▶ _Objective_
Using the records that follow, copy every line containing the word "icon".

═══ Input material ═══

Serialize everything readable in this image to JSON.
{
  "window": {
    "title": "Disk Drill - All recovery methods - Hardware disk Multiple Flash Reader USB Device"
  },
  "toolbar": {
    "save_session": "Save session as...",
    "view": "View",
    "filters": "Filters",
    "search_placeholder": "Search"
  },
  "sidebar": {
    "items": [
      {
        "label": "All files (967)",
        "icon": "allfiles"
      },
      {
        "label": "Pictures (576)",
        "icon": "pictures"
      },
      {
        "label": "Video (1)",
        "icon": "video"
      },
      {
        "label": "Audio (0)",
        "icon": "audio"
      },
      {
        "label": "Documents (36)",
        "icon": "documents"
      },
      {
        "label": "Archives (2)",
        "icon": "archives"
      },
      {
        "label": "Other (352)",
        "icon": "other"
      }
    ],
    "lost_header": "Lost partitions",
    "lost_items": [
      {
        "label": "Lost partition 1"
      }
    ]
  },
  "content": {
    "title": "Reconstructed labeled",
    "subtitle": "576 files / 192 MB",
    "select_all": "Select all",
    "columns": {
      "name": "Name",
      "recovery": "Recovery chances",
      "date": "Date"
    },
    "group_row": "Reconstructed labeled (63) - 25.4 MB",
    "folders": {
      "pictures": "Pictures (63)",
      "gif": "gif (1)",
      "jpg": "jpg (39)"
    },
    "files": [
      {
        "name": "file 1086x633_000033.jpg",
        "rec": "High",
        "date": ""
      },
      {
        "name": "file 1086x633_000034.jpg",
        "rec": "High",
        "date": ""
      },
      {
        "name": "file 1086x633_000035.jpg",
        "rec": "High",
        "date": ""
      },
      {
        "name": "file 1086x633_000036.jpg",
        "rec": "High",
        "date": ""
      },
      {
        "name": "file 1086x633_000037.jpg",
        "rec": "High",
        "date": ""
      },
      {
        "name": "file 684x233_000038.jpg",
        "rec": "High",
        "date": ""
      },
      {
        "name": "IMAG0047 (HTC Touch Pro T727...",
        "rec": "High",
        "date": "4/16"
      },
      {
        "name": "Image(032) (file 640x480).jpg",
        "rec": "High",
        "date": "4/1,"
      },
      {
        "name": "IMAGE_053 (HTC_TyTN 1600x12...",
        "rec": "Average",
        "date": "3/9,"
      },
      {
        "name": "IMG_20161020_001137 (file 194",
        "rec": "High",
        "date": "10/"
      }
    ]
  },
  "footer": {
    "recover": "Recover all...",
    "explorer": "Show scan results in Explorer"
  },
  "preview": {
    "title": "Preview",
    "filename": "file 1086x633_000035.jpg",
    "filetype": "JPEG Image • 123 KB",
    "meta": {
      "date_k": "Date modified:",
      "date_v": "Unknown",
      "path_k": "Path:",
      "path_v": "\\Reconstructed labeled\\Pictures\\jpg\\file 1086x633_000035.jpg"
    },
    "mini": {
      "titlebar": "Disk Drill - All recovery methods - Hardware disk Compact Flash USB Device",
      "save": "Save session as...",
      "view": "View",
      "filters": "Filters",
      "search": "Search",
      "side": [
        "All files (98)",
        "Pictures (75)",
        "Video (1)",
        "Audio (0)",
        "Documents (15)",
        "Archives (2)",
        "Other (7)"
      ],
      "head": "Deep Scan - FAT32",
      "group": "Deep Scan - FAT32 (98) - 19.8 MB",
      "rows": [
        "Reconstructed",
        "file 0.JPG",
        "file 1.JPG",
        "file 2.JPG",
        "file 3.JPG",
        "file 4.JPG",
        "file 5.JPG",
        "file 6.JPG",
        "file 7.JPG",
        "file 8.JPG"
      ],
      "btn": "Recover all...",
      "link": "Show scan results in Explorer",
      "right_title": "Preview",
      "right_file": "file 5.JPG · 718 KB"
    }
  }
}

═══

▶ _Output of the task_
        "icon": "allfiles"
        "icon": "pictures"
        "icon": "video"
        "icon": "audio"
        "icon": "documents"
        "icon": "archives"
        "icon": "other"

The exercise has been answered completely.